— begin DATA TO PROCESS —
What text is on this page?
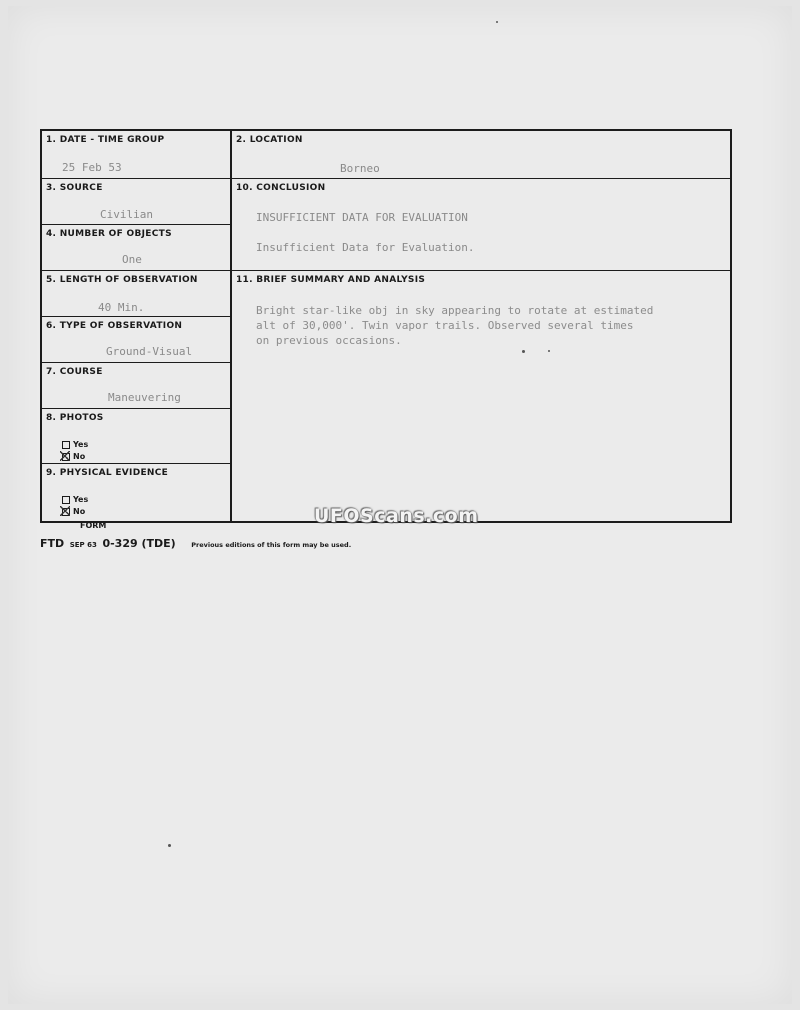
1. DATE - TIME GROUP
25 Feb 53
3. SOURCE
Civilian
4. NUMBER OF OBJECTS
One
5. LENGTH OF OBSERVATION
40 Min.
6. TYPE OF OBSERVATION
Ground-Visual
7. COURSE
Maneuvering
8. PHOTOS
Yes
No
9. PHYSICAL EVIDENCE
Yes
No
2. LOCATION
Borneo
10. CONCLUSION
INSUFFICIENT DATA FOR EVALUATION
Insufficient Data for Evaluation.
11. BRIEF SUMMARY AND ANALYSIS
Bright star-like obj in sky appearing to rotate at estimated
alt of 30,000'. Twin vapor trails. Observed several times
on previous occasions.
UFOScans.com
FORM
FTD SEP 63 0-329 (TDE) Previous editions of this form may be used.
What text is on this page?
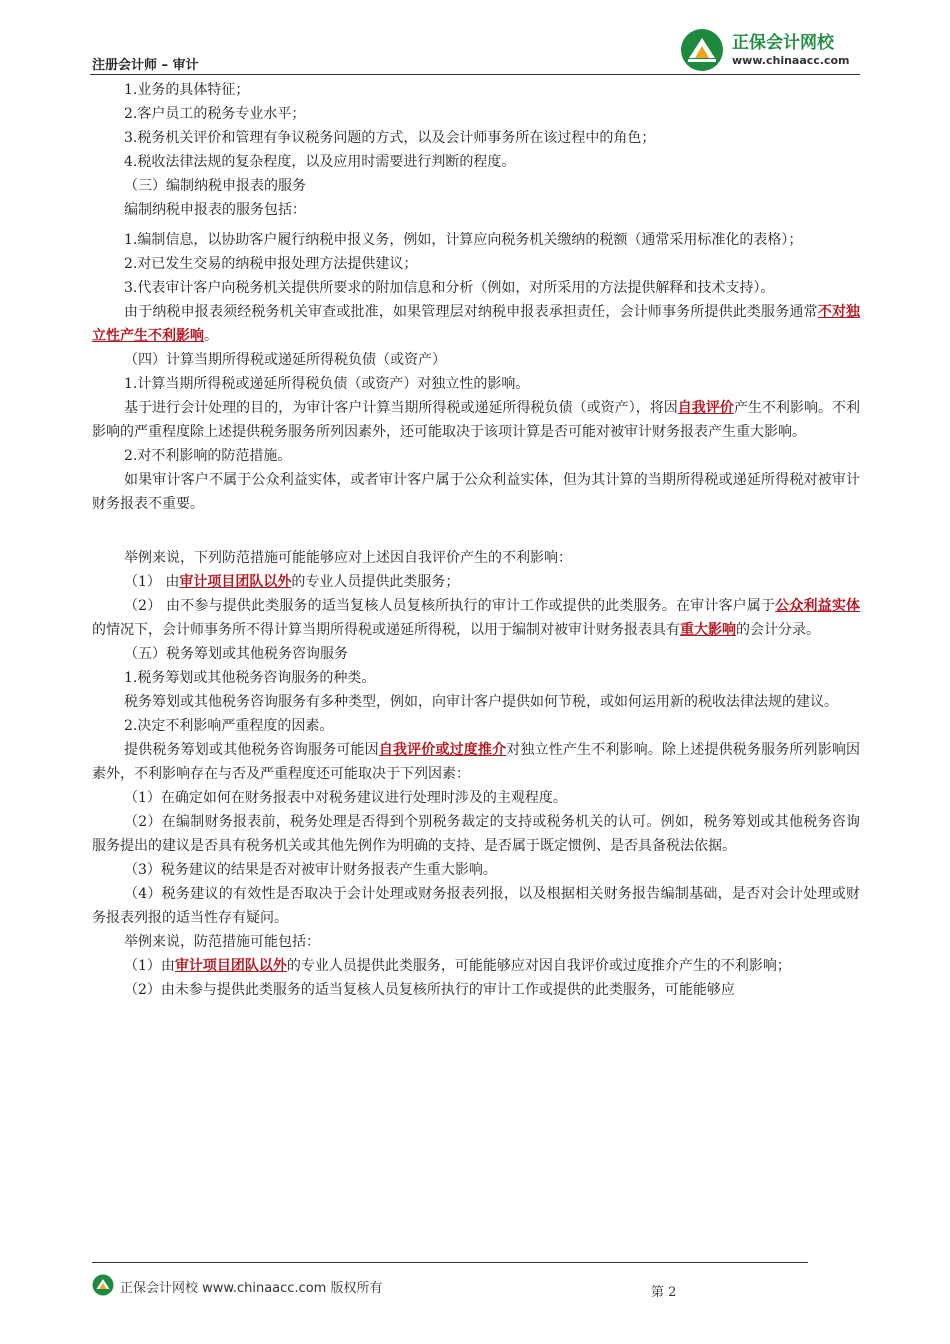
注册会计师 – 审计
正保会计网校
www.chinaacc.com

1.业务的具体特征；

2.客户员工的税务专业水平；

3.税务机关评价和管理有争议税务问题的方式，以及会计师事务所在该过程中的角色；

4.税收法律法规的复杂程度，以及应用时需要进行判断的程度。

（三）编制纳税申报表的服务

编制纳税申报表的服务包括：

1.编制信息，以协助客户履行纳税申报义务，例如，计算应向税务机关缴纳的税额（通常采用标准化的表格）；

2.对已发生交易的纳税申报处理方法提供建议；

3.代表审计客户向税务机关提供所要求的附加信息和分析（例如，对所采用的方法提供解释和技术支持）。

由于纳税申报表须经税务机关审查或批准，如果管理层对纳税申报表承担责任，会计师事务所提供此类服务通常不对独立性产生不利影响。

（四）计算当期所得税或递延所得税负债（或资产）

1.计算当期所得税或递延所得税负债（或资产）对独立性的影响。

基于进行会计处理的目的，为审计客户计算当期所得税或递延所得税负债（或资产），将因自我评价产生不利影响。不利影响的严重程度除上述提供税务服务所列因素外，还可能取决于该项计算是否可能对被审计财务报表产生重大影响。

2.对不利影响的防范措施。

如果审计客户不属于公众利益实体，或者审计客户属于公众利益实体，但为其计算的当期所得税或递延所得税对被审计财务报表不重要。

举例来说，下列防范措施可能能够应对上述因自我评价产生的不利影响：

（1） 由审计项目团队以外的专业人员提供此类服务；

（2） 由不参与提供此类服务的适当复核人员复核所执行的审计工作或提供的此类服务。在审计客户属于公众利益实体的情况下，会计师事务所不得计算当期所得税或递延所得税，以用于编制对被审计财务报表具有重大影响的会计分录。

（五）税务筹划或其他税务咨询服务

1.税务筹划或其他税务咨询服务的种类。

税务筹划或其他税务咨询服务有多种类型，例如，向审计客户提供如何节税，或如何运用新的税收法律法规的建议。

2.决定不利影响严重程度的因素。

提供税务筹划或其他税务咨询服务可能因自我评价或过度推介对独立性产生不利影响。除上述提供税务服务所列影响因素外，不利影响存在与否及严重程度还可能取决于下列因素：

（1）在确定如何在财务报表中对税务建议进行处理时涉及的主观程度。

（2）在编制财务报表前，税务处理是否得到个别税务裁定的支持或税务机关的认可。例如，税务筹划或其他税务咨询服务提出的建议是否具有税务机关或其他先例作为明确的支持、是否属于既定惯例、是否具备税法依据。

（3）税务建议的结果是否对被审计财务报表产生重大影响。

（4）税务建议的有效性是否取决于会计处理或财务报表列报，以及根据相关财务报告编制基础，是否对会计处理或财务报表列报的适当性存有疑问。

举例来说，防范措施可能包括：

（1）由审计项目团队以外的专业人员提供此类服务，可能能够应对因自我评价或过度推介产生的不利影响；

（2）由未参与提供此类服务的适当复核人员复核所执行的审计工作或提供的此类服务，可能能够应

正保会计网校 www.chinaacc.com 版权所有	第 2
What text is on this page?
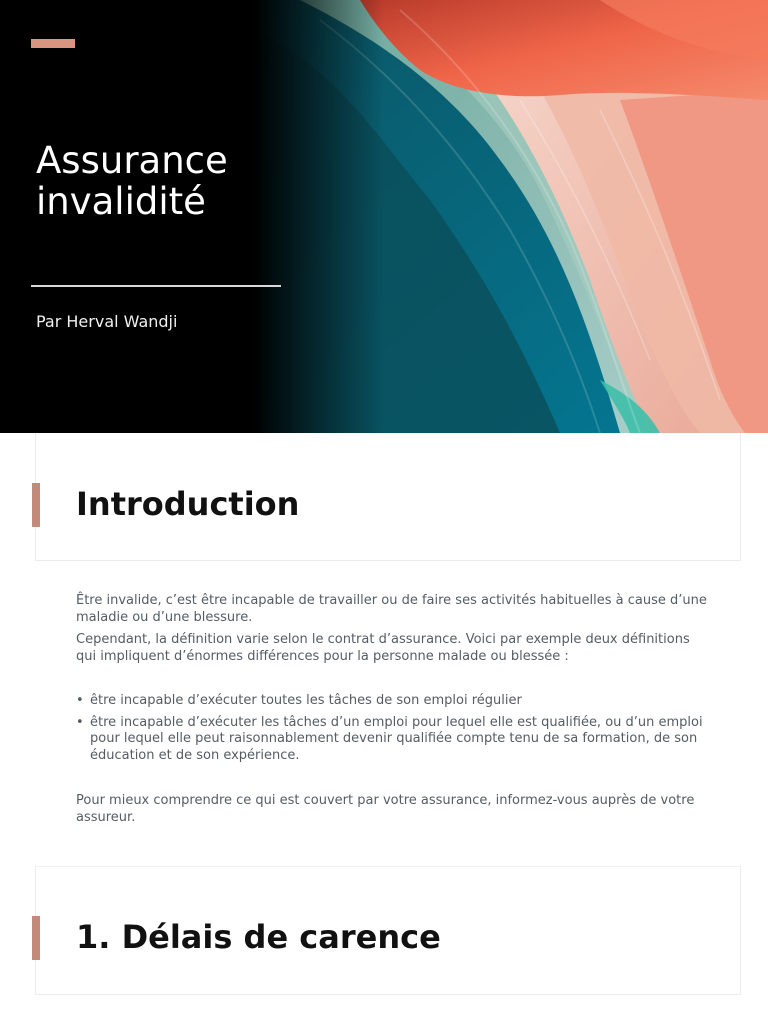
Assurance invalidité
Par Herval Wandji
Introduction

Être invalide, c’est être incapable de travailler ou de faire ses activités habituelles à cause d’une maladie ou d’une blessure.

Cependant, la définition varie selon le contrat d’assurance. Voici par exemple deux définitions qui impliquent d’énormes différences pour la personne malade ou blessée :

• être incapable d’exécuter toutes les tâches de son emploi régulier
• être incapable d’exécuter les tâches d’un emploi pour lequel elle est qualifiée, ou d’un emploi pour lequel elle peut raisonnablement devenir qualifiée compte tenu de sa formation, de son éducation et de son expérience.

Pour mieux comprendre ce qui est couvert par votre assurance, informez-vous auprès de votre assureur.

1. Délais de carence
— end DATA TO PROCESS —
List all lines holding the string "emploi".

WRITTEN SOLUTION -
• être incapable d’exécuter toutes les tâches de son emploi régulier
• être incapable d’exécuter les tâches d’un emploi pour lequel elle est qualifiée, ou d’un emploi pour lequel elle peut raisonnablement devenir qualifiée compte tenu de sa formation, de son éducation et de son expérience.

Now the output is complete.